• **EXCERPT**:
──────────

A female suicide bomber blew herself up near U.S.-allied Sunni Arab fighters walking in a crowded area of Baqouba, killing at least eight of the guards and wounding 24 other people Thursday evening, police said.
The attack comes as the U.S.-backed Iraqi military is promising to launch a major offensive in Diyala province aimed at taming the last major insurgent belt north of Baghdad. Baqouba is the province's capital.
The woman, who was shrouded in a traditional black Islamic robe, detonated her explosives belt at about 8:30 p.m. as she approached a group of Awakening Council guards in the central New Baqouba area, a police officer said.
The officer, who read the police bombing report but spoke on condition of anonymity because he wasn't authorized to release the information, and witnesses said the local Awakening Council chief, Naaim al-Duliami, was killed along with seven of his bodyguards.
The U.S. military in northern Iraq said troops were investigating the bombing and it could not immediately confirm that the attacker was a woman.
The Sunni turn against al Qaeda has been credited by the U.S. military as a key factor in driving down Iraq's violence to its lowest point in more than four years. Also cited are the U.S. troop buildup and a cease-fire declared by anti-U.S. cleric Muqtada al-Sadr for his Shiite militia.
Members of the U.S.-allied Sunni groups have frequently been targeted by al Qaeda in Iraq and other insurgents seeking to derail the security gains.
Earlier Thursday, gunmen killed three Awakening Council members in drive-by shootings at checkpoints in the Sunni neighborhood of Azamiyah in northern Baghdad, according to a leading member of the group, who spoke on condition of anonymity because of security concerns.
Baqouba and other areas in Diyala been hit by several bombings in recent months as Sunni insurgents show they retain the ability to cause casualties. Two suicide bombers attacked army recruits at a Baqouba military camp last week, killing at least 28 people and wounding 57.
Insurgents have increasingly been using women to stage suicide bombings in a bid to avoid security measures. Women are more easily able to hide explosives under their cloaks and they often are not searched at checkpoints.

──────────

• **Page layout parsing data**:
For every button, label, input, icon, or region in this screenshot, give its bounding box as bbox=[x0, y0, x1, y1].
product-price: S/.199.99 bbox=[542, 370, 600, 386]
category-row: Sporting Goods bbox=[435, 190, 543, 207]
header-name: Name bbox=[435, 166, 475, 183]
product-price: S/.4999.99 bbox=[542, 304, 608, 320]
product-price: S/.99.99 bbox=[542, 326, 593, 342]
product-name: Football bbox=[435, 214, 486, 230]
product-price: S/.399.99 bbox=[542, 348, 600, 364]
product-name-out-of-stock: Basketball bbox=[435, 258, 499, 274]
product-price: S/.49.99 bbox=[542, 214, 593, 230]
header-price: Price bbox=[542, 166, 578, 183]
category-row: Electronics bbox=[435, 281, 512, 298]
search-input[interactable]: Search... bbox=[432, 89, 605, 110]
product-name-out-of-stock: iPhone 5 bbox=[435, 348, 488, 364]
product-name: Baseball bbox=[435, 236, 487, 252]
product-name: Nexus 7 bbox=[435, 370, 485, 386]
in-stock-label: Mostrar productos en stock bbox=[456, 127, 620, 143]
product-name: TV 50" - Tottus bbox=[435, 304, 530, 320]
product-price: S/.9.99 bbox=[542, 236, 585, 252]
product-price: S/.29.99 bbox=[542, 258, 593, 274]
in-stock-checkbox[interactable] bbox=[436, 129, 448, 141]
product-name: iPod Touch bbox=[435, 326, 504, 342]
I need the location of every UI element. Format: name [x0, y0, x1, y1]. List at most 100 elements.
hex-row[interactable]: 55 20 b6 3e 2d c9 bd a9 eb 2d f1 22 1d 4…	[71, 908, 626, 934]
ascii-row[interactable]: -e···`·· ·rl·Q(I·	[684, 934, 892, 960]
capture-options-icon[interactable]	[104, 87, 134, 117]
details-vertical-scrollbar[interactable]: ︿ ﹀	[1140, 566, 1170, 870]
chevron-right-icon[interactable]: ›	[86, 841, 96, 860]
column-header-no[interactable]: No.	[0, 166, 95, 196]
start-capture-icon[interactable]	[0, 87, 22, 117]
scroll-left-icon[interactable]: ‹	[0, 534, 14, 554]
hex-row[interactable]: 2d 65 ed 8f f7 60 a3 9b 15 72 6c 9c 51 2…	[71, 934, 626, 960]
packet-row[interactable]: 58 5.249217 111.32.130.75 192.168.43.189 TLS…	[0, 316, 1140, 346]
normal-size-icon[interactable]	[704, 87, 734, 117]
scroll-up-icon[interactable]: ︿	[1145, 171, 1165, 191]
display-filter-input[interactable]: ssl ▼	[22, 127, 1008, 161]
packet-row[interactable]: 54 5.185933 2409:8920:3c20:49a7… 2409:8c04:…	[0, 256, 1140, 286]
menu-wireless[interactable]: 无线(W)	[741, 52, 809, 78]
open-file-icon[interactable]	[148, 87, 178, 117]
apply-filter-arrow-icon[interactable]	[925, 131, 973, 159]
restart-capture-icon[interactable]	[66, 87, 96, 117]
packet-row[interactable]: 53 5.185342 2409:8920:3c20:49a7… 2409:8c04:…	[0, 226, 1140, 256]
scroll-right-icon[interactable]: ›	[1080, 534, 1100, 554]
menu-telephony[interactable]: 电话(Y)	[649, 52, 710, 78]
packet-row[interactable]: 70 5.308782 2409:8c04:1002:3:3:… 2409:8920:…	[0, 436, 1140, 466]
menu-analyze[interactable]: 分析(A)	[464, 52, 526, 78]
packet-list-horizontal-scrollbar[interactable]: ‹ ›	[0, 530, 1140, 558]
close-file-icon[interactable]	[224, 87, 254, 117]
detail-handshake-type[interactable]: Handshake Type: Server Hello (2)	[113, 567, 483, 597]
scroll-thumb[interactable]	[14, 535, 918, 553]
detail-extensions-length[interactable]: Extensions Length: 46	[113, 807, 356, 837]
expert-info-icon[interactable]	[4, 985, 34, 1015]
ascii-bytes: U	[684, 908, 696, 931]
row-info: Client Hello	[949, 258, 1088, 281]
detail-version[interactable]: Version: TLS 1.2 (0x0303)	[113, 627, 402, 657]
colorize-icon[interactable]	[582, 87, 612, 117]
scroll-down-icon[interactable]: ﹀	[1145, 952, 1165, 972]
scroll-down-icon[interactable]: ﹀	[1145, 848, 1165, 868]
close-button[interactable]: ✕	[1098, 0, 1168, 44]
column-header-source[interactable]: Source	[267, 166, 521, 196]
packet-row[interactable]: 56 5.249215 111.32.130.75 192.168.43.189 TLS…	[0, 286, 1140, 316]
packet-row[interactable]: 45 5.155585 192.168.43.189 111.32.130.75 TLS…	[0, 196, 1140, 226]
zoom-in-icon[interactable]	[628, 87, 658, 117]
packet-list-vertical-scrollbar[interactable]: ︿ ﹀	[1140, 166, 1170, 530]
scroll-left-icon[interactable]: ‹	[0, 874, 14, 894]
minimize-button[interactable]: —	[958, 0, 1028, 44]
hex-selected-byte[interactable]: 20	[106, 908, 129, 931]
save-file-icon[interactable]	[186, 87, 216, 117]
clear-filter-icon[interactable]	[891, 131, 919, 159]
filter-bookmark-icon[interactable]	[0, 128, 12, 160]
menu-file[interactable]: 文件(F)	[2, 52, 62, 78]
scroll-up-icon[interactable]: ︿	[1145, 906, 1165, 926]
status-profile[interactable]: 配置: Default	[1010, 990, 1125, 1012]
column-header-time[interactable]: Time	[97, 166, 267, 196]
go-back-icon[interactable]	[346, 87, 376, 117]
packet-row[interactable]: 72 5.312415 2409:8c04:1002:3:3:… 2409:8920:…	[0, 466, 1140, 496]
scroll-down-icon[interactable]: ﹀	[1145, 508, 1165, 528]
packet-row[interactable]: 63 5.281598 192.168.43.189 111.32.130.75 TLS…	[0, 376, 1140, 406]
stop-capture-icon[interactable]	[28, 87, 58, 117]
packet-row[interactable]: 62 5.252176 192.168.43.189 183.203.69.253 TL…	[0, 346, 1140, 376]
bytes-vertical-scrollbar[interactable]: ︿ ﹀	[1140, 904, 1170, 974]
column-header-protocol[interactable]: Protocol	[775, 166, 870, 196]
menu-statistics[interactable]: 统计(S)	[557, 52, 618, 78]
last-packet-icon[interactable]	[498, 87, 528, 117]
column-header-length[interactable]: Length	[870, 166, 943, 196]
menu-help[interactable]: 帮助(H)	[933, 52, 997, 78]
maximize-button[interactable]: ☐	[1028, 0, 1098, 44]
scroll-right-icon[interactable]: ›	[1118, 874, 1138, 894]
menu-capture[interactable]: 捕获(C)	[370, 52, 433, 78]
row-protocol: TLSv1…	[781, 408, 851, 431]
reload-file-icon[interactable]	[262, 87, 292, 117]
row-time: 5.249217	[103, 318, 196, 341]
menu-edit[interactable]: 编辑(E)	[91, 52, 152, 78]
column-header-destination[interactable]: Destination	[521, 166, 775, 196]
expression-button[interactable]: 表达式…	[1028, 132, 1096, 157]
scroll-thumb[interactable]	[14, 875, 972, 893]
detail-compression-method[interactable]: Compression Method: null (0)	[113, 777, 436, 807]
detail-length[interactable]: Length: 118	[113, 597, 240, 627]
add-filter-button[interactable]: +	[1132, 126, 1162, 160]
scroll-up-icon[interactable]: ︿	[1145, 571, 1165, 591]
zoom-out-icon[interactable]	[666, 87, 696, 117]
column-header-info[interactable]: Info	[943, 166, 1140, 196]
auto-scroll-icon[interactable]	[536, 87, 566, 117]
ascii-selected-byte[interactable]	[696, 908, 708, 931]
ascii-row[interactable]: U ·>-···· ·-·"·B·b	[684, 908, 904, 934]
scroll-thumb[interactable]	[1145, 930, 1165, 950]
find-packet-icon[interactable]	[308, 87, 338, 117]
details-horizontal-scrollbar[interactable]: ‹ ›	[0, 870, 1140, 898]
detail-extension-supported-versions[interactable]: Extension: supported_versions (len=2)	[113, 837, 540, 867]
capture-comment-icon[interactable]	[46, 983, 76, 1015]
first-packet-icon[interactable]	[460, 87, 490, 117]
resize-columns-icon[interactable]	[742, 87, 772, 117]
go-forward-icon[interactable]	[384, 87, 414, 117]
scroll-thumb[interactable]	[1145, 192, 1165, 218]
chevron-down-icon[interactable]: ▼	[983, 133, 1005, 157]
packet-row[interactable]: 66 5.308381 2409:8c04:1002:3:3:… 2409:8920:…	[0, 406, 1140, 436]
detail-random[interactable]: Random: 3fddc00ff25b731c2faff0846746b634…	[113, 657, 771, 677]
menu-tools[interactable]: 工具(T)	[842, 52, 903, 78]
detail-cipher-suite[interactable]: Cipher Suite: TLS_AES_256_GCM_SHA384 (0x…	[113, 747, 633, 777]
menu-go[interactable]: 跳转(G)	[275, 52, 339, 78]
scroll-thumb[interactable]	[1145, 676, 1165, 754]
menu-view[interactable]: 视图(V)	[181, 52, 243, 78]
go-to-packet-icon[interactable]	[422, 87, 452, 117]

──────────

• **EXPLORE THE MATERIAL**:
1. List every place in the news report on the Baqouba bombing that is smaller than a country (cities, provinces, neighborhoods, and areas).
2. From the news report on the Baqouba bombing, write out the passage from "The officer, who" up to and including "was a woman.".
The records are separate material and have no connection to the news report on the Baqouba bombing.

• **TASK-BY-TASK SOLUTIONS**:
1. Baqouba, Diyala province, Baghdad, New Baqouba, Azamiyah

2.
The officer, who read the police bombing report but spoke on condition of anonymity because he wasn't authorized to release the information, and witnesses said the local Awakening Council chief, Naaim al-Duliami, was killed along with seven of his bodyguards.
The U.S. military in northern Iraq said troops were investigating the bombing and it could not immediately confirm that the attacker was a woman.